BRIEF:
Will you give the material below again, every line exactly as it is?

ENTRIES PROVIDED:
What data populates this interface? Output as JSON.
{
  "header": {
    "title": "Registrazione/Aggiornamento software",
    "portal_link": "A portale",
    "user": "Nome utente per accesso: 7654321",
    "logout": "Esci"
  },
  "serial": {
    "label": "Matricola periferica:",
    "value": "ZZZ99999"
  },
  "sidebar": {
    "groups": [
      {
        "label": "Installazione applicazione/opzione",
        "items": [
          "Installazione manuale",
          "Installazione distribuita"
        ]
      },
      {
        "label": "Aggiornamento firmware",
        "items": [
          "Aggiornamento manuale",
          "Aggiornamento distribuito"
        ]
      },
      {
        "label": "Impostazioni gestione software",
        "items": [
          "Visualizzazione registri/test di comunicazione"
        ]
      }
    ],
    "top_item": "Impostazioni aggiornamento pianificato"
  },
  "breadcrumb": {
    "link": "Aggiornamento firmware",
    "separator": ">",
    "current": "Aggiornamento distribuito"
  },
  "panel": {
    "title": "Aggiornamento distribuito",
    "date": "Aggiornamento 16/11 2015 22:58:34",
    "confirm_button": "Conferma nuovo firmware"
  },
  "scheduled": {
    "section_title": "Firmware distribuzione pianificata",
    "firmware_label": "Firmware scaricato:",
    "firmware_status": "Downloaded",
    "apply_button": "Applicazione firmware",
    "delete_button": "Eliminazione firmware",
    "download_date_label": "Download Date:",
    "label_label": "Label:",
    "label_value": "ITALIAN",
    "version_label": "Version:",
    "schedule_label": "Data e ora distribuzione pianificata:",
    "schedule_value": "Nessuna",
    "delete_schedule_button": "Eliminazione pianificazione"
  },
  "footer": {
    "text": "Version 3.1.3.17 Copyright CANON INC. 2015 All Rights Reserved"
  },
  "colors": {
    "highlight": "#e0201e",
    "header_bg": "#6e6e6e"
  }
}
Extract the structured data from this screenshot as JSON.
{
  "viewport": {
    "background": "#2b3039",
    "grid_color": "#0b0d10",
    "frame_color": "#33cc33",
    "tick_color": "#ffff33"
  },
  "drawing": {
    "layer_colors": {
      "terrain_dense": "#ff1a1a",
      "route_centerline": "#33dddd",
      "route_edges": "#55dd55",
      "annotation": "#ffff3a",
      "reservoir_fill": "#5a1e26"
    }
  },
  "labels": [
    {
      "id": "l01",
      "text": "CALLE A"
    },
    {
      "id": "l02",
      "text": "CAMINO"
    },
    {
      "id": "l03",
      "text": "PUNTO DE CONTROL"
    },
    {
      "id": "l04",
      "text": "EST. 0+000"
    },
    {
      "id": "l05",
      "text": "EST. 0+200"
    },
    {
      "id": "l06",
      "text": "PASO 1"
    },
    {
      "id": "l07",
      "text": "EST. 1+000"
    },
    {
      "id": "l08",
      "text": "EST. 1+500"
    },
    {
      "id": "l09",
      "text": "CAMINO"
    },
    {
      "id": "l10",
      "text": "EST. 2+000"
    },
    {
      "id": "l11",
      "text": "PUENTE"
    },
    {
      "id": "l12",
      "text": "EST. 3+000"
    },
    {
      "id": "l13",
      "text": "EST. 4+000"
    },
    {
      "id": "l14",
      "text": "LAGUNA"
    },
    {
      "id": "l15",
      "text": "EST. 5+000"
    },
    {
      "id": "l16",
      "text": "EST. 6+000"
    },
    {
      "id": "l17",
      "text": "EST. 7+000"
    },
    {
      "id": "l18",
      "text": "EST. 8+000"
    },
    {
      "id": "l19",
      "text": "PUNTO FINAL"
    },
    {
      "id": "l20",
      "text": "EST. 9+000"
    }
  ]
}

SOLVED PROBLEM:
What data populates this interface? Output as JSON.
{
  "header": {
    "title": "Registrazione/Aggiornamento software",
    "portal_link": "A portale",
    "user": "Nome utente per accesso: 7654321",
    "logout": "Esci"
  },
  "serial": {
    "label": "Matricola periferica:",
    "value": "ZZZ99999"
  },
  "sidebar": {
    "groups": [
      {
        "label": "Installazione applicazione/opzione",
        "items": [
          "Installazione manuale",
          "Installazione distribuita"
        ]
      },
      {
        "label": "Aggiornamento firmware",
        "items": [
          "Aggiornamento manuale",
          "Aggiornamento distribuito"
        ]
      },
      {
        "label": "Impostazioni gestione software",
        "items": [
          "Visualizzazione registri/test di comunicazione"
        ]
      }
    ],
    "top_item": "Impostazioni aggiornamento pianificato"
  },
  "breadcrumb": {
    "link": "Aggiornamento firmware",
    "separator": ">",
    "current": "Aggiornamento distribuito"
  },
  "panel": {
    "title": "Aggiornamento distribuito",
    "date": "Aggiornamento 16/11 2015 22:58:34",
    "confirm_button": "Conferma nuovo firmware"
  },
  "scheduled": {
    "section_title": "Firmware distribuzione pianificata",
    "firmware_label": "Firmware scaricato:",
    "firmware_status": "Downloaded",
    "apply_button": "Applicazione firmware",
    "delete_button": "Eliminazione firmware",
    "download_date_label": "Download Date:",
    "label_label": "Label:",
    "label_value": "ITALIAN",
    "version_label": "Version:",
    "schedule_label": "Data e ora distribuzione pianificata:",
    "schedule_value": "Nessuna",
    "delete_schedule_button": "Eliminazione pianificazione"
  },
  "footer": {
    "text": "Version 3.1.3.17 Copyright CANON INC. 2015 All Rights Reserved"
  },
  "colors": {
    "highlight": "#e0201e",
    "header_bg": "#6e6e6e"
  }
}
Extract the structured data from this screenshot as JSON.
{
  "viewport": {
    "background": "#2b3039",
    "grid_color": "#0b0d10",
    "frame_color": "#33cc33",
    "tick_color": "#ffff33"
  },
  "drawing": {
    "layer_colors": {
      "terrain_dense": "#ff1a1a",
      "route_centerline": "#33dddd",
      "route_edges": "#55dd55",
      "annotation": "#ffff3a",
      "reservoir_fill": "#5a1e26"
    }
  },
  "labels": [
    {
      "id": "l01",
      "text": "CALLE A"
    },
    {
      "id": "l02",
      "text": "CAMINO"
    },
    {
      "id": "l03",
      "text": "PUNTO DE CONTROL"
    },
    {
      "id": "l04",
      "text": "EST. 0+000"
    },
    {
      "id": "l05",
      "text": "EST. 0+200"
    },
    {
      "id": "l06",
      "text": "PASO 1"
    },
    {
      "id": "l07",
      "text": "EST. 1+000"
    },
    {
      "id": "l08",
      "text": "EST. 1+500"
    },
    {
      "id": "l09",
      "text": "CAMINO"
    },
    {
      "id": "l10",
      "text": "EST. 2+000"
    },
    {
      "id": "l11",
      "text": "PUENTE"
    },
    {
      "id": "l12",
      "text": "EST. 3+000"
    },
    {
      "id": "l13",
      "text": "EST. 4+000"
    },
    {
      "id": "l14",
      "text": "LAGUNA"
    },
    {
      "id": "l15",
      "text": "EST. 5+000"
    },
    {
      "id": "l16",
      "text": "EST. 6+000"
    },
    {
      "id": "l17",
      "text": "EST. 7+000"
    },
    {
      "id": "l18",
      "text": "EST. 8+000"
    },
    {
      "id": "l19",
      "text": "PUNTO FINAL"
    },
    {
      "id": "l20",
      "text": "EST. 9+000"
    }
  ]
}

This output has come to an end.